TO BE DONE >>
Pictures in the data below are not part of the copy; transcribe everything else exactly.

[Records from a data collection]

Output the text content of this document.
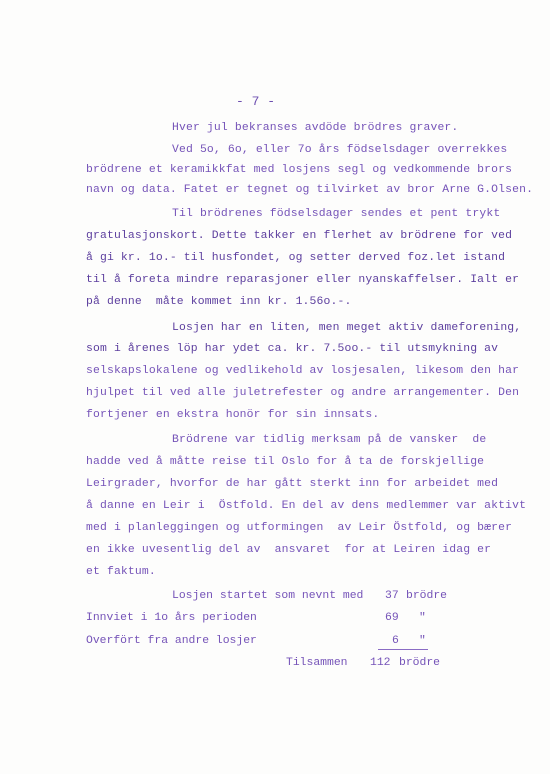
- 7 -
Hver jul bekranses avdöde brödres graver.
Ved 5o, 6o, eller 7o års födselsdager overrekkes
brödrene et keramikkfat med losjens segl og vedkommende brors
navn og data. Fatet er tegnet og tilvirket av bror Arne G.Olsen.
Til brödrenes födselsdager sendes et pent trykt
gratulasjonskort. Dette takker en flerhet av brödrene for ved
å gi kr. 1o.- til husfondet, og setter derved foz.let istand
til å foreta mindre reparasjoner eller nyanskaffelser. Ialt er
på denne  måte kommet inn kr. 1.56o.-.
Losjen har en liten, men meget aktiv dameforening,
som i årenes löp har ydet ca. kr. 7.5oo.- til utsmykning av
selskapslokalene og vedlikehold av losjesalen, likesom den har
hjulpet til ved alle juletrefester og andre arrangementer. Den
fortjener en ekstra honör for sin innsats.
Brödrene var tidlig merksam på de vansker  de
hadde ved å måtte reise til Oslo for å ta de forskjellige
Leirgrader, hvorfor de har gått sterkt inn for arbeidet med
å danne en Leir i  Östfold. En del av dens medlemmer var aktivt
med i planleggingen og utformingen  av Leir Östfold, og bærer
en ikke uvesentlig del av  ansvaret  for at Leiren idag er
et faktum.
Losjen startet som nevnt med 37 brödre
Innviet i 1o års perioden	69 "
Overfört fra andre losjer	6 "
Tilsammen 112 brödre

OUTPUT FOR THIS TASK >>
Output the text content of this document.
- 7 -
Hver jul bekranses avdöde brödres graver.
Ved 5o, 6o, eller 7o års födselsdager overrekkes
brödrene et keramikkfat med losjens segl og vedkommende brors
navn og data. Fatet er tegnet og tilvirket av bror Arne G.Olsen.
Til brödrenes födselsdager sendes et pent trykt
gratulasjonskort. Dette takker en flerhet av brödrene for ved
å gi kr. 1o.- til husfondet, og setter derved foz.let istand
til å foreta mindre reparasjoner eller nyanskaffelser. Ialt er
på denne  måte kommet inn kr. 1.56o.-.
Losjen har en liten, men meget aktiv dameforening,
som i årenes löp har ydet ca. kr. 7.5oo.- til utsmykning av
selskapslokalene og vedlikehold av losjesalen, likesom den har
hjulpet til ved alle juletrefester og andre arrangementer. Den
fortjener en ekstra honör for sin innsats.
Brödrene var tidlig merksam på de vansker  de
hadde ved å måtte reise til Oslo for å ta de forskjellige
Leirgrader, hvorfor de har gått sterkt inn for arbeidet med
å danne en Leir i  Östfold. En del av dens medlemmer var aktivt
med i planleggingen og utformingen  av Leir Östfold, og bærer
en ikke uvesentlig del av  ansvaret  for at Leiren idag er
et faktum.
Losjen startet som nevnt med 37 brödre
Innviet i 1o års perioden	69 "
Overfört fra andre losjer	6 "
Tilsammen 112 brödre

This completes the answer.